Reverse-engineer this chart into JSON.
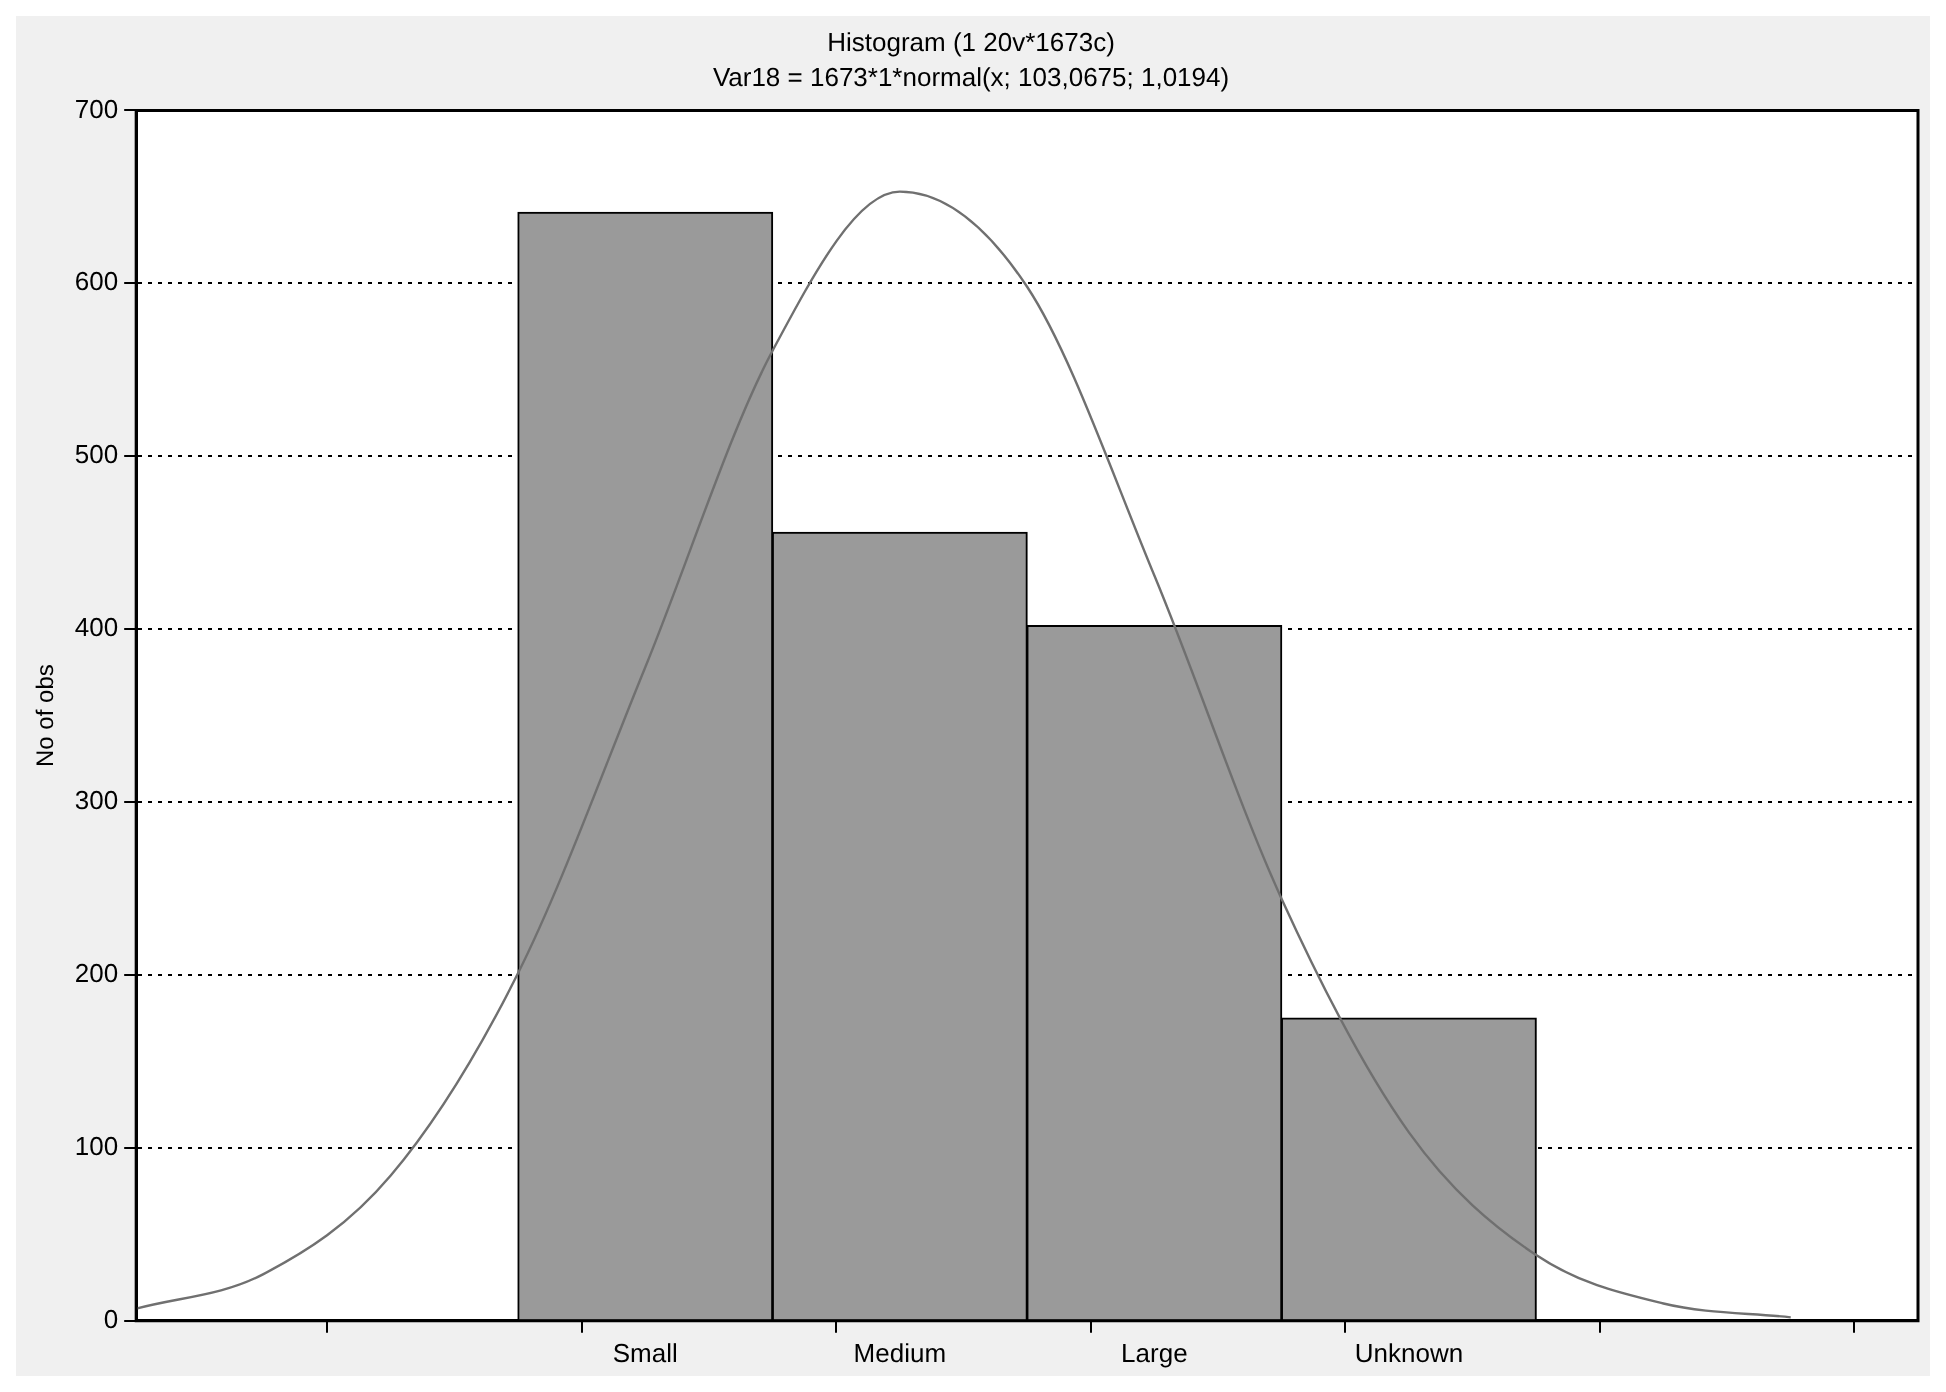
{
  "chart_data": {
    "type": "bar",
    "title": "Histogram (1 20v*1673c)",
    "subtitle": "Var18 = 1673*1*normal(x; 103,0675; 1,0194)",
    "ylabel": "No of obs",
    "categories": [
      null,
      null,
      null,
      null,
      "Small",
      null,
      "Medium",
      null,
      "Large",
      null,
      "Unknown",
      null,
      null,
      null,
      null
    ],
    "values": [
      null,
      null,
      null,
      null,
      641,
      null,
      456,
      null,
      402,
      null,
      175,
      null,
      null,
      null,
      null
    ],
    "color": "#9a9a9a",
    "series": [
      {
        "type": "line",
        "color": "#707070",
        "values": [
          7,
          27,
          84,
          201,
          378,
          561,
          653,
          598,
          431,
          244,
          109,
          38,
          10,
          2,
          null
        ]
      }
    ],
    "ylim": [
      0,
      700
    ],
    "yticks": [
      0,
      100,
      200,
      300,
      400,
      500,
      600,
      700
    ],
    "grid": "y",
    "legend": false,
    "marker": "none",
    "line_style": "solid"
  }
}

▶ Direction:
Quote each entry above verbatim and drop the pictures.

▶ Answer for this exercise:
Reverse-engineer this chart into JSON.
{
  "chart_data": {
    "type": "bar",
    "title": "Histogram (1 20v*1673c)",
    "subtitle": "Var18 = 1673*1*normal(x; 103,0675; 1,0194)",
    "ylabel": "No of obs",
    "categories": [
      null,
      null,
      null,
      null,
      "Small",
      null,
      "Medium",
      null,
      "Large",
      null,
      "Unknown",
      null,
      null,
      null,
      null
    ],
    "values": [
      null,
      null,
      null,
      null,
      641,
      null,
      456,
      null,
      402,
      null,
      175,
      null,
      null,
      null,
      null
    ],
    "color": "#9a9a9a",
    "series": [
      {
        "type": "line",
        "color": "#707070",
        "values": [
          7,
          27,
          84,
          201,
          378,
          561,
          653,
          598,
          431,
          244,
          109,
          38,
          10,
          2,
          null
        ]
      }
    ],
    "ylim": [
      0,
      700
    ],
    "yticks": [
      0,
      100,
      200,
      300,
      400,
      500,
      600,
      700
    ],
    "grid": "y",
    "legend": false,
    "marker": "none",
    "line_style": "solid"
  }
}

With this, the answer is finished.